→ **Exercise details**
Search the listing for the string "offerta" and copy every line that contains it.

Some records
# # # #

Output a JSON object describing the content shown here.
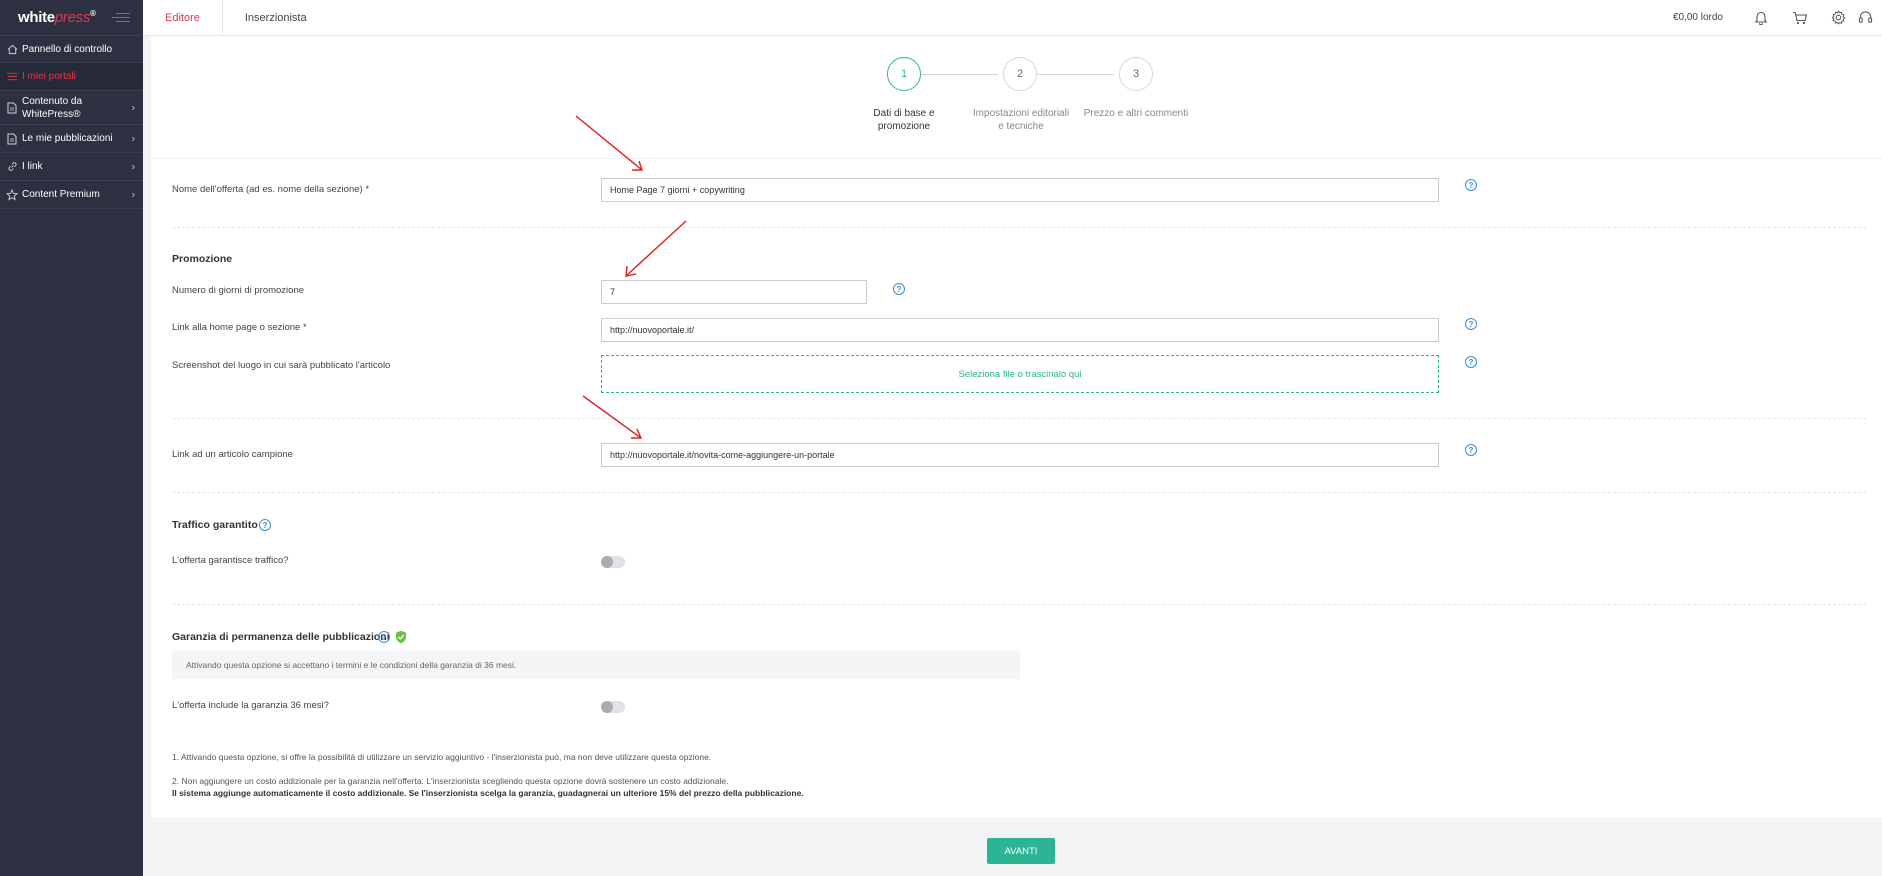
{
  "sidebar": {
    "logo_main": "white",
    "logo_accent": "press",
    "logo_mark": "®",
    "items": [
      {
        "label": "Pannello di controllo",
        "icon": "home-icon"
      },
      {
        "label": "I miei portali",
        "icon": "list-icon"
      },
      {
        "label": "Contenuto da WhitePress®",
        "icon": "document-icon"
      },
      {
        "label": "Le mie pubblicazioni",
        "icon": "document-icon"
      },
      {
        "label": "I link",
        "icon": "link-icon"
      },
      {
        "label": "Content Premium",
        "icon": "star-icon"
      }
    ]
  },
  "topbar": {
    "tabs": [
      "Editore",
      "Inserzionista"
    ],
    "balance": "€0,00 lordo"
  },
  "stepper": {
    "steps": [
      {
        "number": "1",
        "label": "Dati di base e promozione"
      },
      {
        "number": "2",
        "label": "Impostazioni editoriali e tecniche"
      },
      {
        "number": "3",
        "label": "Prezzo e altri commenti"
      }
    ]
  },
  "form": {
    "offer_name_label": "Nome dell'offerta (ad es. nome della sezione) *",
    "offer_name_value": "Home Page 7 giorni + copywriting",
    "promo_title": "Promozione",
    "promo_days_label": "Numero di giorni di promozione",
    "promo_days_value": "7",
    "home_link_label": "Link alla home page o sezione *",
    "home_link_value": "http://nuovoportale.it/",
    "screenshot_label": "Screenshot del luogo in cui sarà pubblicato l'articolo",
    "dropzone_text": "Seleziona file o trascinalo qui",
    "sample_link_label": "Link ad un articolo campione",
    "sample_link_value": "http://nuovoportale.it/novita-come-aggiungere-un-portale",
    "traffic_title": "Traffico garantito",
    "traffic_label": "L'offerta garantisce traffico?",
    "guarantee_title": "Garanzia di permanenza delle pubblicazioni",
    "guarantee_info": "Attivando questa opzione si accettano i termini e le condizioni della garanzia di 36 mesi.",
    "guarantee_label": "L'offerta include la garanzia 36 mesi?",
    "help_mark": "?"
  },
  "notes": {
    "note1": "1.  Attivando questa opzione, si offre la possibilità di utilizzare un servizio aggiuntivo -  l'inserzionista può, ma non deve utilizzare questa opzione.",
    "note2": "2.  Non aggiungere un costo addizionale per la garanzia nell'offerta. L'inserzionista scegliendo questa opzione dovrà sostenere un costo addizionale.",
    "note3": "Il sistema aggiunge automaticamente il costo addizionale. Se l'inserzionista scelga la garanzia, guadagnerai un ulteriore 15% del prezzo della pubblicazione."
  },
  "actions": {
    "next_label": "AVANTI"
  },
  "colors": {
    "accent_red": "#e2344d",
    "accent_green": "#2bb594",
    "sidebar_bg": "#2c3040",
    "help_blue": "#3c8cd6",
    "annotation_arrow": "#e02020"
  }
}
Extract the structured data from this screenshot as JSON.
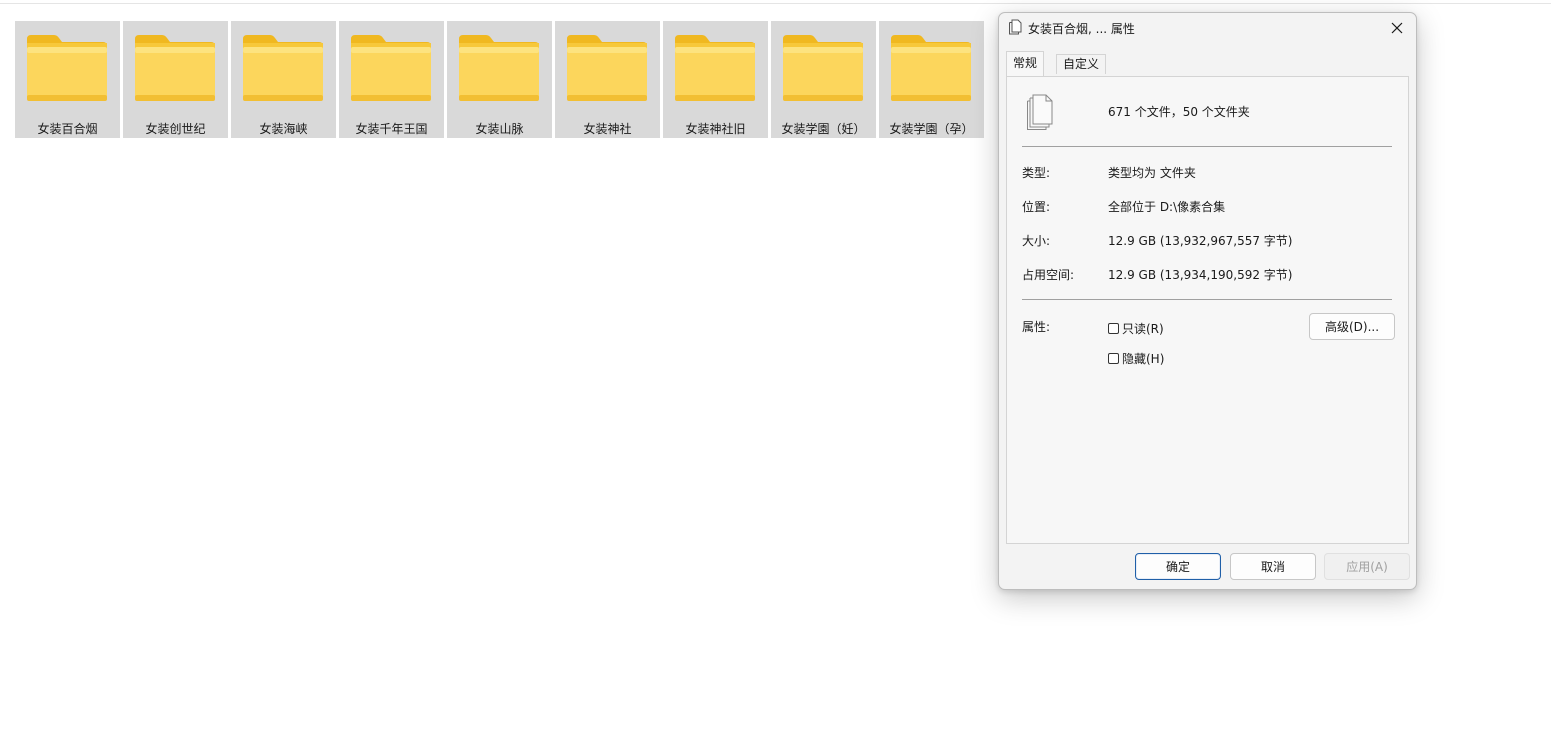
{
  "folders": [
    {
      "label": "女装百合烟"
    },
    {
      "label": "女装创世纪"
    },
    {
      "label": "女装海峡"
    },
    {
      "label": "女装千年王国"
    },
    {
      "label": "女装山脉"
    },
    {
      "label": "女装神社"
    },
    {
      "label": "女装神社旧"
    },
    {
      "label": "女装学園（妊）"
    },
    {
      "label": "女装学園（孕）"
    }
  ],
  "dialog": {
    "title": "女装百合烟, ... 属性",
    "close_icon": "close-icon",
    "tabs": [
      {
        "label": "常规",
        "active": true
      },
      {
        "label": "自定义",
        "active": false
      }
    ],
    "summary": "671 个文件，50 个文件夹",
    "rows": {
      "type_label": "类型:",
      "type_value": "类型均为 文件夹",
      "location_label": "位置:",
      "location_value": "全部位于 D:\\像素合集",
      "size_label": "大小:",
      "size_value": "12.9 GB (13,932,967,557 字节)",
      "disk_label": "占用空间:",
      "disk_value": "12.9 GB (13,934,190,592 字节)"
    },
    "attributes": {
      "label": "属性:",
      "readonly_label": "只读(R)",
      "readonly_checked": false,
      "hidden_label": "隐藏(H)",
      "hidden_checked": false,
      "advanced_label": "高级(D)..."
    },
    "buttons": {
      "ok": "确定",
      "cancel": "取消",
      "apply": "应用(A)"
    }
  },
  "colors": {
    "folder_back": "#f0b820",
    "folder_front": "#fcd65c",
    "tile_selected": "#d9d9d9",
    "accent_border": "#1f5fa8"
  }
}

# # # #

→ **Full solution**
    "offer_name_label": "Nome dell'offerta (ad es. nome della sezione) *",
    "traffic_label": "L'offerta garantisce traffico?",
    "guarantee_label": "L'offerta include la garanzia 36 mesi?",
    "note2": "2.  Non aggiungere un costo addizionale per la garanzia nell'offerta. L'inserzionista scegliendo questa opzione dovrà sostenere un costo addizionale.",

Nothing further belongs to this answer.